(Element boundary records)
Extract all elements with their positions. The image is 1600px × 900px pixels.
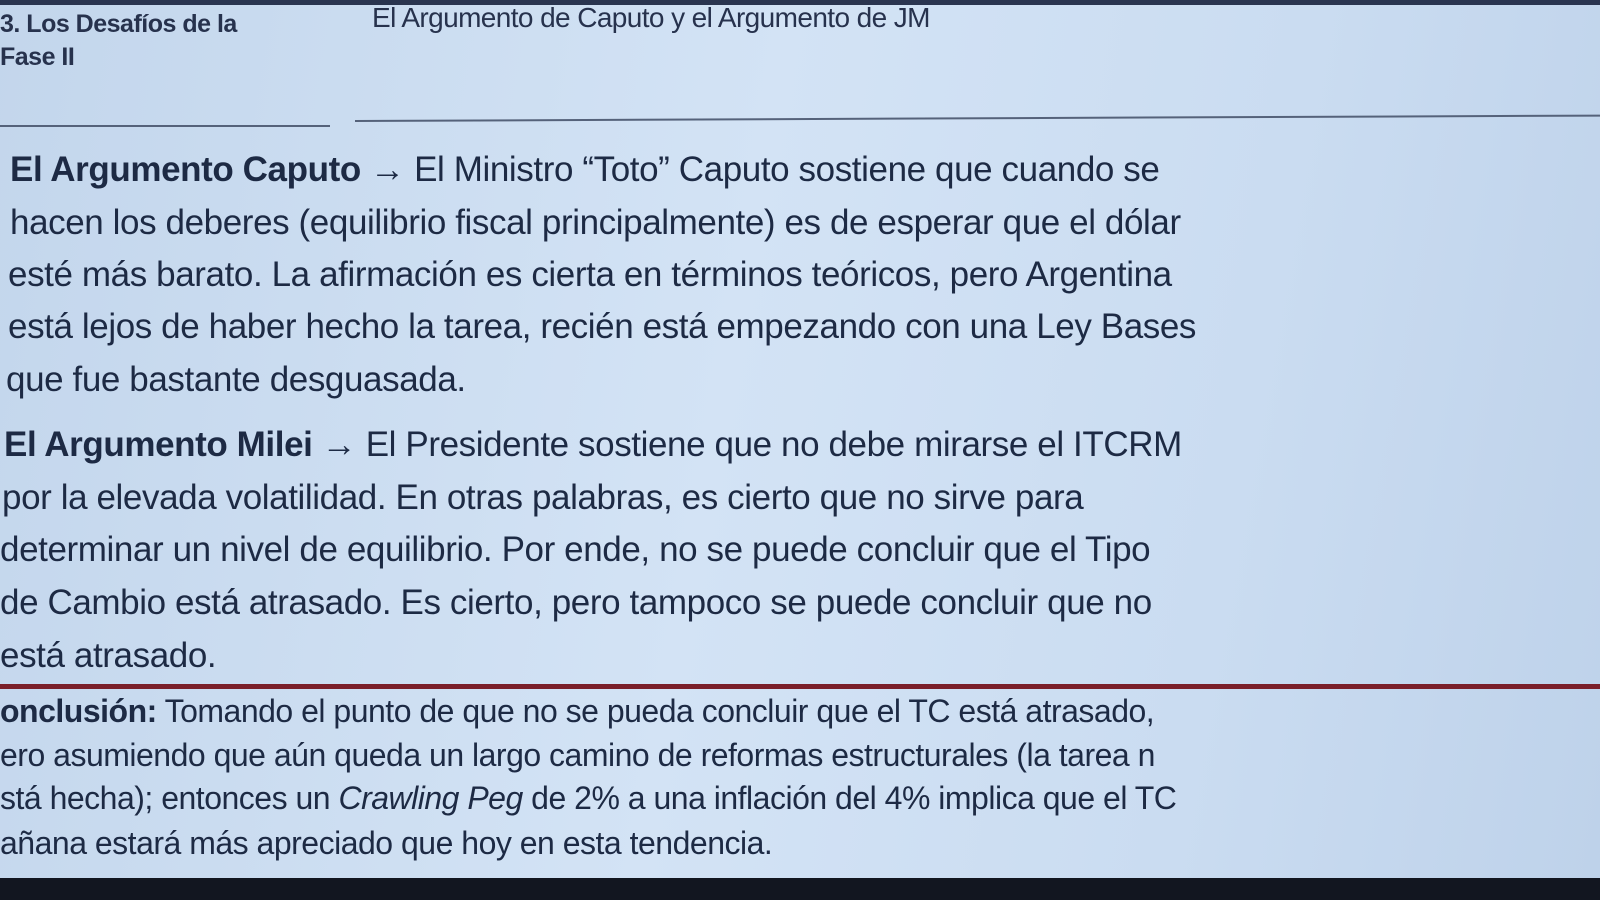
- paragraph-line: está lejos de haber hecho la tarea, reci…: [8, 307, 1197, 346]
- emphasis: Crawling Peg: [338, 780, 523, 816]
- paragraph-line: El Argumento Caputo → El Ministro “Toto”…: [10, 150, 1160, 190]
- arrow-icon: →: [370, 150, 405, 189]
- text: El Ministro “Toto” Caputo sostiene que c…: [414, 150, 1160, 189]
- slide-title: El Argumento de Caputo y el Argumento de…: [372, 2, 930, 33]
- paragraph-line: hacen los deberes (equilibrio fiscal pri…: [10, 203, 1181, 242]
- paragraph-line: esté más barato. La afirmación es cierta…: [8, 255, 1172, 294]
- divider: [0, 125, 330, 127]
- caputo-label: El Argumento Caputo: [10, 150, 361, 189]
- paragraph-line: que fue bastante desguasada.: [6, 360, 466, 399]
- section-label: 3. Los Desafíos de la Fase II: [0, 8, 237, 74]
- paragraph-line: stá hecha); entonces un Crawling Peg de …: [0, 780, 1177, 817]
- paragraph-line: añana estará más apreciado que hoy en es…: [0, 825, 773, 861]
- paragraph-line: determinar un nivel de equilibrio. Por e…: [0, 530, 1151, 569]
- section-label-line: 3. Los Desafíos de la: [0, 10, 237, 38]
- arrow-icon: →: [321, 425, 357, 464]
- paragraph-line: onclusión: Tomando el punto de que no se…: [0, 693, 1155, 730]
- paragraph-line: por la elevada volatilidad. En otras pal…: [2, 478, 1084, 517]
- conclusion-divider: [0, 684, 1600, 689]
- milei-label: El Argumento Milei: [4, 425, 313, 464]
- divider: [354, 114, 1600, 122]
- conclusion-label: onclusión:: [0, 693, 157, 729]
- top-edge: [0, 0, 1600, 5]
- text: de 2% a una inflación del 4% implica que…: [522, 780, 1177, 816]
- section-label-line: Fase II: [0, 43, 75, 71]
- paragraph-line: de Cambio está atrasado. Es cierto, pero…: [0, 583, 1152, 622]
- paragraph-line: está atrasado.: [0, 636, 217, 675]
- text: El Presidente sostiene que no debe mirar…: [365, 425, 1183, 464]
- paragraph-line: ero asumiendo que aún queda un largo cam…: [0, 737, 1155, 773]
- text: Tomando el punto de que no se pueda conc…: [164, 693, 1155, 729]
- paragraph-line: El Argumento Milei → El Presidente sosti…: [4, 425, 1182, 465]
- bottom-edge: [0, 878, 1600, 900]
- text: stá hecha); entonces un: [0, 780, 339, 816]
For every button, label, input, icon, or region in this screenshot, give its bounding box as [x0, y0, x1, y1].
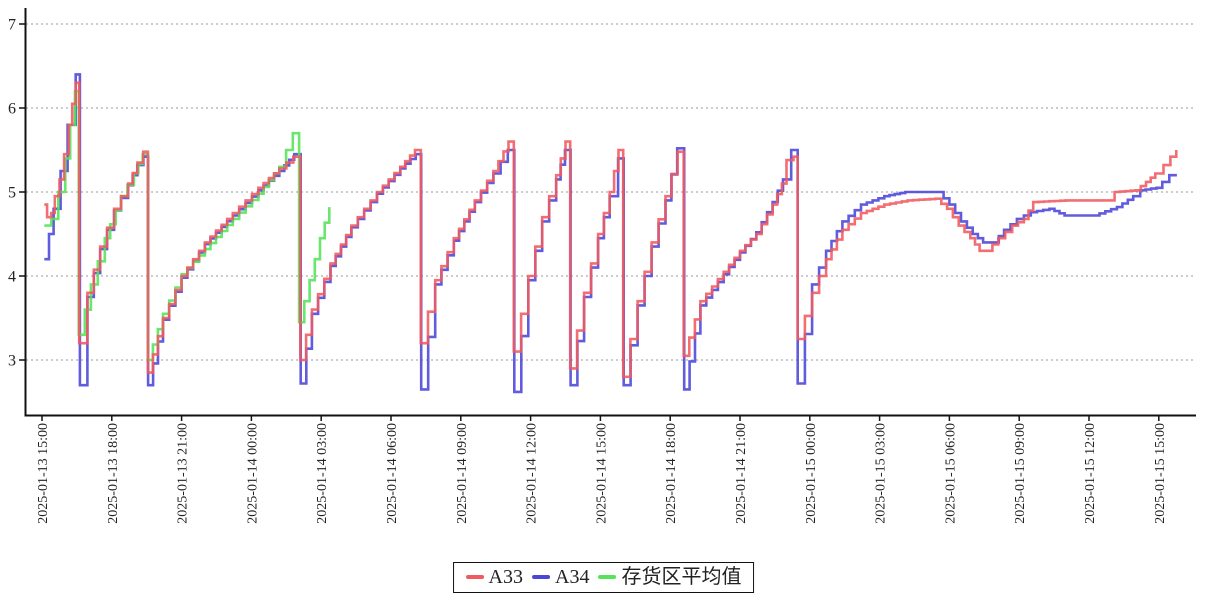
- legend-label-a34: A34: [555, 566, 590, 588]
- y-tick-label: 7: [8, 17, 16, 34]
- x-tick-label: 2025-01-13 18:00: [106, 423, 121, 524]
- x-tick-label: 2025-01-15 09:00: [1013, 423, 1028, 524]
- x-tick-label: 2025-01-14 06:00: [385, 423, 400, 524]
- x-tick-label: 2025-01-14 12:00: [525, 423, 540, 524]
- legend: A33 A34 存货区平均值: [452, 562, 755, 593]
- a34-line-swatch: [532, 575, 550, 579]
- y-tick-label: 5: [8, 185, 16, 202]
- storage-area-average-line-swatch: [598, 575, 617, 579]
- legend-label-storage-area-average: 存货区平均值: [621, 566, 742, 588]
- x-tick-label: 2025-01-15 06:00: [943, 423, 958, 524]
- line-chart: 7 6 5 4 3 2025-01-13 15:00 2025-01-13 18:00 202…: [8, 8, 1196, 524]
- y-tick-label: 6: [8, 101, 16, 118]
- x-tick-label: 2025-01-15 00:00: [804, 423, 819, 524]
- x-tick-label: 2025-01-15 15:00: [1153, 423, 1168, 524]
- a33-line: [44, 81, 1178, 379]
- x-tick-label: 2025-01-14 00:00: [245, 423, 260, 524]
- y-tick-label: 4: [8, 269, 16, 286]
- x-tick-label: 2025-01-13 21:00: [176, 423, 191, 524]
- legend-label-a33: A33: [488, 566, 523, 588]
- x-tick-label: 2025-01-13 15:00: [36, 423, 51, 524]
- legend-item-a34[interactable]: A34: [532, 565, 589, 589]
- legend-item-a33[interactable]: A33: [465, 565, 523, 589]
- x-tick-label: 2025-01-15 12:00: [1083, 423, 1098, 524]
- legend-item-storage-area-average[interactable]: 存货区平均值: [598, 565, 741, 589]
- x-tick-label: 2025-01-15 03:00: [874, 423, 889, 524]
- x-tick-label: 2025-01-14 15:00: [594, 423, 609, 524]
- x-tick-label: 2025-01-14 09:00: [455, 423, 470, 524]
- x-tick-label: 2025-01-14 03:00: [315, 423, 330, 524]
- x-tick-label: 2025-01-14 21:00: [734, 423, 749, 524]
- y-tick-label: 3: [8, 353, 16, 370]
- x-tick-label: 2025-01-14 18:00: [664, 423, 679, 524]
- a33-line-swatch: [465, 575, 484, 579]
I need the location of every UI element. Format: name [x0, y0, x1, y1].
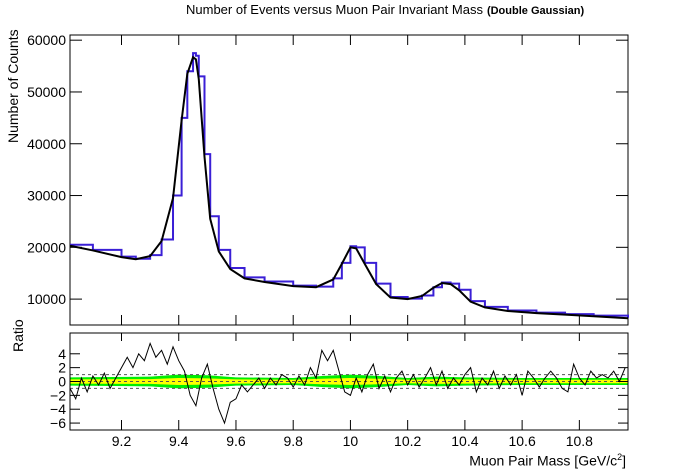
main-panel: 10000 20000 30000 40000 50000 60000 [27, 32, 629, 326]
ratio-y-tick-label: 4 [58, 346, 66, 362]
x-tick-label: 10.2 [394, 433, 421, 449]
x-tick-label: 9.6 [226, 433, 246, 449]
fit-curve [69, 55, 629, 320]
x-tick-label: 9.4 [169, 433, 189, 449]
histogram-series [70, 52, 629, 318]
x-tick-label: 9.8 [283, 433, 303, 449]
x-tick-label: 10.4 [451, 433, 478, 449]
main-y-tick-label: 20000 [27, 239, 66, 255]
ratio-y-tick-label: 2 [58, 360, 66, 376]
x-tick-label: 10 [343, 433, 359, 449]
main-y-tick-label: 60000 [27, 32, 66, 48]
ratio-y-tick-label: 0 [58, 374, 66, 390]
x-tick-label: 10.6 [508, 433, 535, 449]
ratio-y-tick-label: −6 [50, 415, 66, 431]
x-tick-label: 10.8 [566, 433, 593, 449]
ratio-y-tick-label: −2 [50, 387, 66, 403]
main-plot-frame [69, 34, 629, 326]
chart-subtitle: (Double Gaussian) [486, 5, 585, 17]
main-y-tick-label: 10000 [27, 291, 66, 307]
x-axis-label: Muon Pair Mass [GeV/c2] [469, 452, 626, 469]
main-y-tick-label: 40000 [27, 136, 66, 152]
x-tick-label: 9.2 [112, 433, 132, 449]
ratio-y-tick-label: −4 [50, 401, 66, 417]
main-y-tick-label: 30000 [27, 188, 66, 204]
ratio-series [69, 341, 626, 425]
main-y-tick-label: 50000 [27, 84, 66, 100]
chart-title: Number of Events versus Muon Pair Invari… [186, 2, 585, 17]
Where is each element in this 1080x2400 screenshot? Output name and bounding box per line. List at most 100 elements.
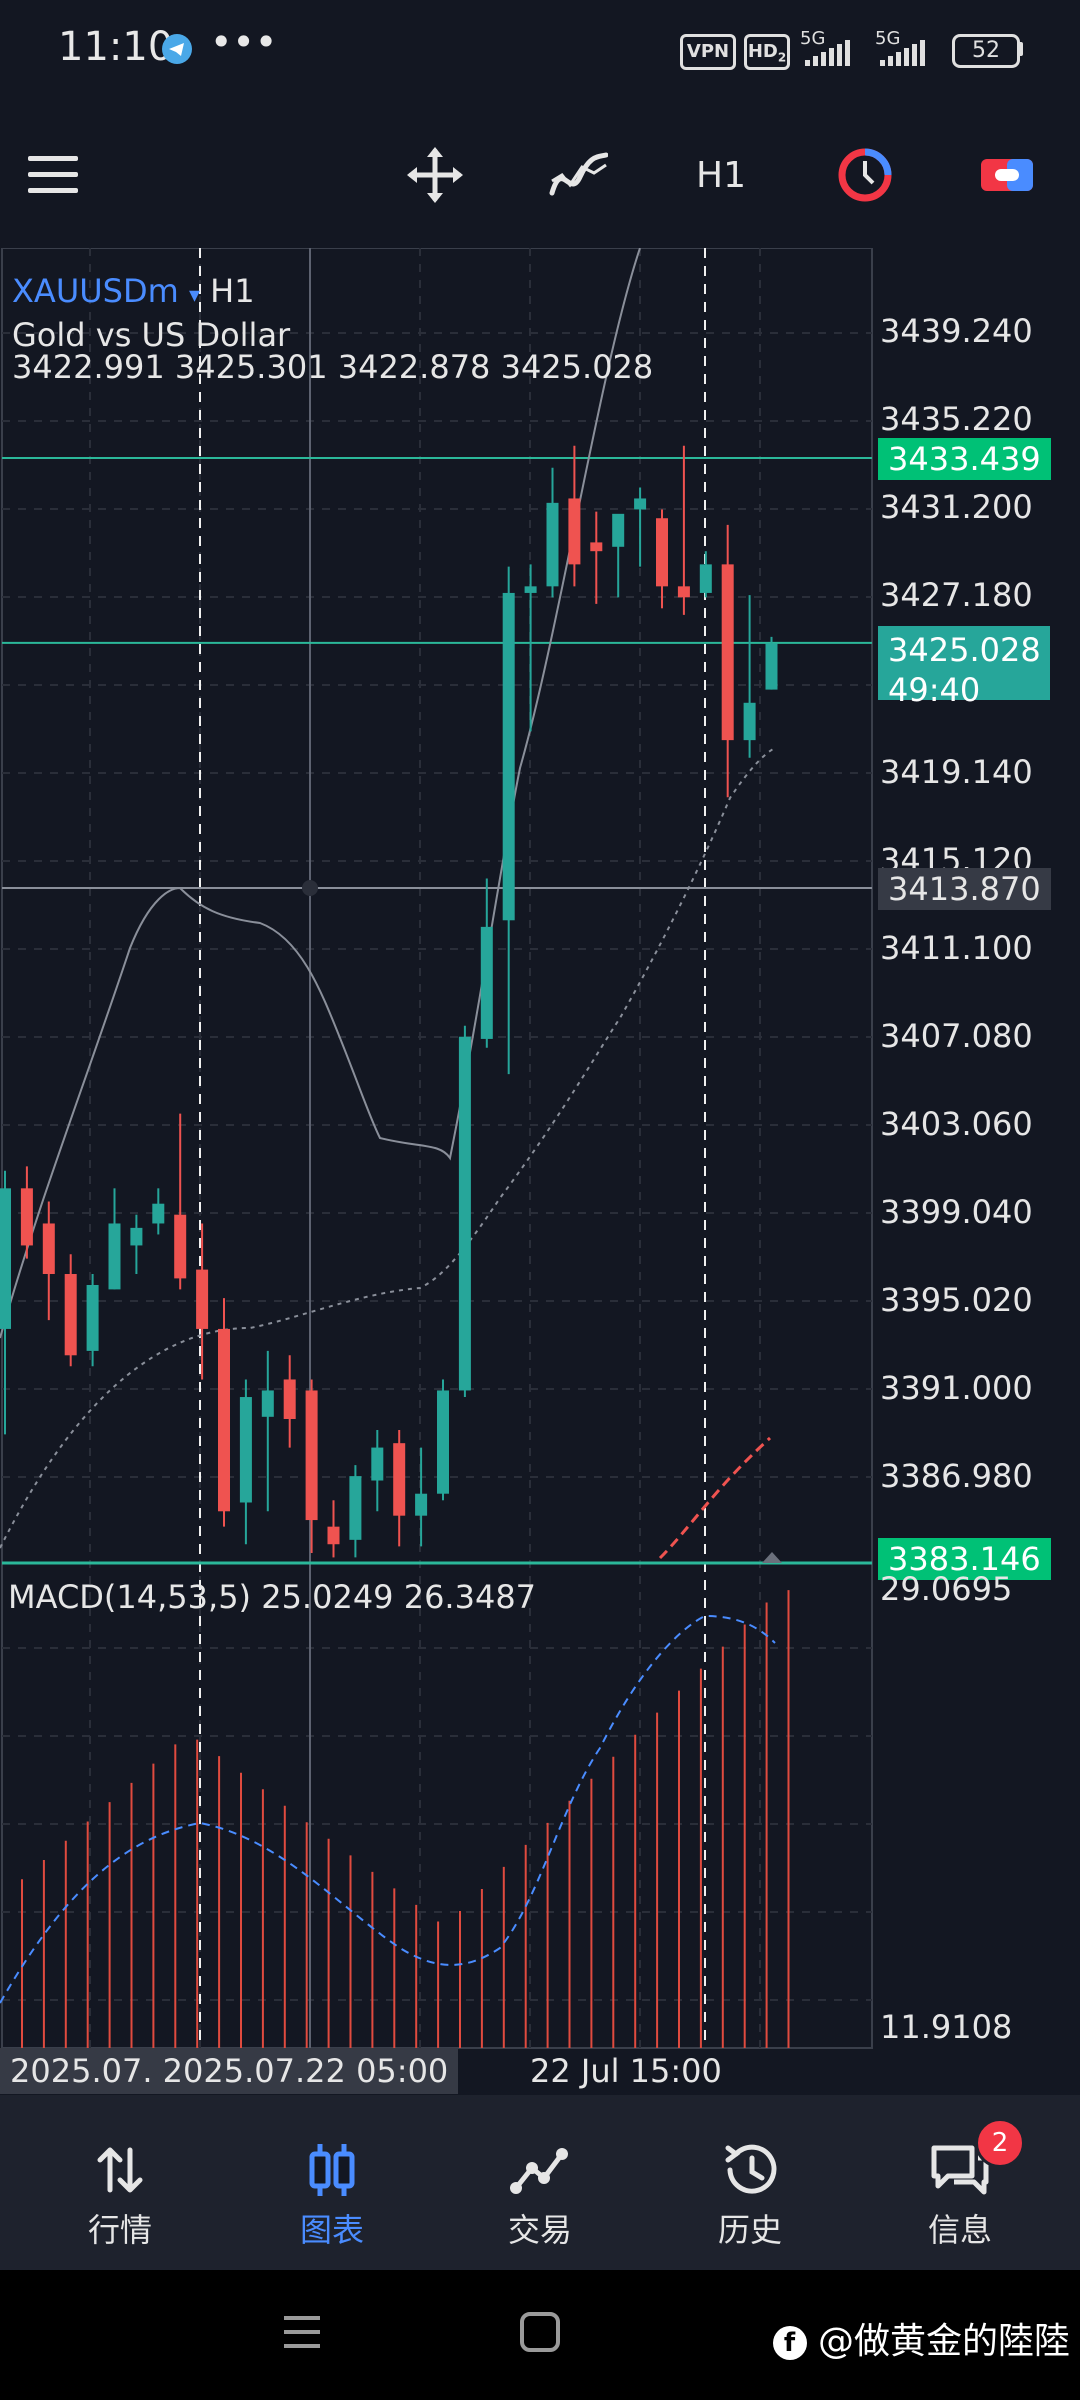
home-icon[interactable] bbox=[518, 2310, 562, 2354]
candle-body bbox=[677, 586, 690, 598]
price-chart[interactable] bbox=[0, 248, 1080, 2098]
telegram-notification-icon bbox=[162, 34, 192, 64]
candle-body bbox=[699, 564, 712, 593]
candle-body bbox=[502, 592, 515, 921]
timeframe-selector[interactable]: H1 bbox=[696, 154, 746, 196]
candle-body bbox=[415, 1493, 428, 1516]
crosshair-time-badge: 2025.07. 2025.07.22 05:00 bbox=[0, 2048, 459, 2094]
price-tick: 3411.100 bbox=[880, 929, 1033, 967]
network-type-1: 5G bbox=[800, 28, 826, 49]
price-tick: 3419.140 bbox=[880, 753, 1033, 791]
candle-body bbox=[305, 1390, 318, 1521]
network-type-2: 5G bbox=[875, 28, 901, 49]
crosshair-move-icon[interactable] bbox=[400, 140, 470, 210]
trade-line-icon bbox=[510, 2148, 568, 2194]
price-tick: 3407.080 bbox=[880, 1017, 1033, 1055]
nav-trade[interactable]: 交易 bbox=[455, 2095, 625, 2270]
crosshair-price-badge: 3413.870 bbox=[878, 868, 1051, 910]
more-notifications-icon: ••• bbox=[210, 20, 278, 64]
candle-body bbox=[721, 564, 734, 741]
symbol-description: Gold vs US Dollar bbox=[12, 316, 291, 354]
macd-tick: 29.0695 bbox=[880, 1570, 1013, 1608]
price-tick: 3435.220 bbox=[880, 400, 1033, 438]
lower-level-price-badge: 3383.146 bbox=[878, 1538, 1051, 1580]
candle-body bbox=[327, 1526, 340, 1545]
system-navigation-bar bbox=[0, 2270, 1080, 2400]
time-label-main: 2025.07.22 05:00 bbox=[162, 2052, 449, 2090]
candle-body bbox=[349, 1476, 362, 1540]
price-tick: 3395.020 bbox=[880, 1281, 1033, 1319]
nav-history-label: 历史 bbox=[717, 2211, 782, 2249]
nav-chart[interactable]: 图表 bbox=[247, 2095, 417, 2270]
nav-messages-label: 信息 bbox=[927, 2211, 992, 2249]
battery-tip bbox=[1018, 42, 1023, 56]
watermark: f @做黄金的陸陸 bbox=[772, 2312, 1070, 2364]
hd-indicator: HD2 bbox=[744, 34, 790, 70]
candle-body bbox=[612, 513, 625, 547]
candle-body bbox=[765, 643, 778, 690]
candle-body bbox=[261, 1390, 274, 1417]
crosshair-center bbox=[302, 879, 318, 896]
candle-body bbox=[239, 1397, 252, 1503]
price-tick: 3439.240 bbox=[880, 312, 1033, 350]
indicator-icon[interactable] bbox=[543, 140, 613, 210]
price-tick: 3431.200 bbox=[880, 488, 1033, 526]
signal-trend-line bbox=[658, 1436, 772, 1560]
symbol-name[interactable]: XAUUSDm bbox=[12, 272, 179, 310]
candle-body bbox=[524, 586, 537, 593]
candle-body bbox=[480, 926, 493, 1039]
candle-body bbox=[196, 1269, 209, 1329]
candle-body bbox=[590, 542, 603, 552]
vpn-indicator: VPN bbox=[680, 34, 736, 70]
candle-body bbox=[634, 498, 647, 510]
history-clock-icon[interactable] bbox=[830, 140, 900, 210]
chart-symbol-header[interactable]: XAUUSDm ▾ H1 bbox=[12, 272, 255, 310]
candle-body bbox=[130, 1227, 143, 1246]
nav-trade-label: 交易 bbox=[507, 2211, 572, 2249]
envelope-line bbox=[0, 248, 641, 1339]
macd-indicator-label[interactable]: MACD(14,53,5) 25.0249 26.3487 bbox=[8, 1578, 537, 1616]
time-label-left: 2025.07. bbox=[10, 2052, 153, 2090]
ohlc-values: 3422.991 3425.301 3422.878 3425.028 bbox=[12, 348, 654, 386]
candle-body bbox=[546, 502, 559, 587]
chart-timeframe-label: H1 bbox=[210, 272, 255, 310]
signal-strength-icon-2 bbox=[880, 36, 925, 66]
candle-countdown: 49:40 bbox=[888, 671, 981, 709]
candle-body bbox=[393, 1443, 406, 1516]
time-label-right: 22 Jul 15:00 bbox=[530, 2052, 722, 2090]
candle-body bbox=[218, 1328, 230, 1512]
status-bar: 11:10 ••• VPN HD2 5G 5G 52 bbox=[0, 0, 1080, 100]
menu-icon[interactable] bbox=[28, 140, 98, 210]
price-tick: 3403.060 bbox=[880, 1105, 1033, 1143]
candle-body bbox=[174, 1214, 187, 1279]
upper-level-price-badge: 3433.439 bbox=[878, 438, 1051, 480]
messages-badge: 2 bbox=[975, 2118, 1025, 2168]
chart-candles-icon bbox=[309, 2144, 355, 2196]
trade-icon[interactable] bbox=[972, 140, 1042, 210]
candle-body bbox=[437, 1390, 449, 1494]
price-tick: 3386.980 bbox=[880, 1457, 1033, 1495]
watermark-text: @做黄金的陸陸 bbox=[817, 2321, 1070, 2362]
macd-tick: 11.9108 bbox=[880, 2008, 1013, 2046]
symbol-dropdown-icon[interactable]: ▾ bbox=[188, 283, 200, 308]
current-price: 3425.028 bbox=[888, 631, 1041, 669]
nav-quotes[interactable]: 行情 bbox=[35, 2095, 205, 2270]
moving-average-line bbox=[0, 747, 776, 1549]
candle-body bbox=[568, 498, 581, 565]
candle-body bbox=[20, 1188, 33, 1246]
quotes-arrows-icon bbox=[97, 2147, 143, 2193]
price-tick: 3391.000 bbox=[880, 1369, 1033, 1407]
candle-body bbox=[86, 1284, 99, 1351]
nav-quotes-label: 行情 bbox=[87, 2211, 152, 2249]
status-time: 11:10 bbox=[58, 24, 174, 70]
nav-messages[interactable]: 信息 bbox=[875, 2095, 1045, 2270]
chart-area[interactable]: XAUUSDm ▾ H1 Gold vs US Dollar 3422.991 … bbox=[0, 248, 1080, 2098]
candle-body bbox=[108, 1223, 121, 1290]
nav-history[interactable]: 历史 bbox=[665, 2095, 835, 2270]
signal-strength-icon bbox=[805, 36, 850, 66]
recent-apps-icon[interactable] bbox=[280, 2310, 324, 2354]
watermark-logo-icon: f bbox=[772, 2326, 807, 2360]
macd-signal-line bbox=[0, 1614, 776, 2004]
level-handle-icon bbox=[762, 1552, 782, 1563]
candle-body bbox=[656, 518, 668, 587]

> [Task prompt] Copy the lines of the material above, from the line containing "- paragraph-line: está lejos" through the line containing "- arrow-icon: →: [370, 150, 405, 189]", including both.

> [Worked solution]
- paragraph-line: está lejos de haber hecho la tarea, reci…: [8, 307, 1197, 346]
- emphasis: Crawling Peg: [338, 780, 523, 816]
- paragraph-line: El Argumento Caputo → El Ministro “Toto”…: [10, 150, 1160, 190]
- arrow-icon: →: [370, 150, 405, 189]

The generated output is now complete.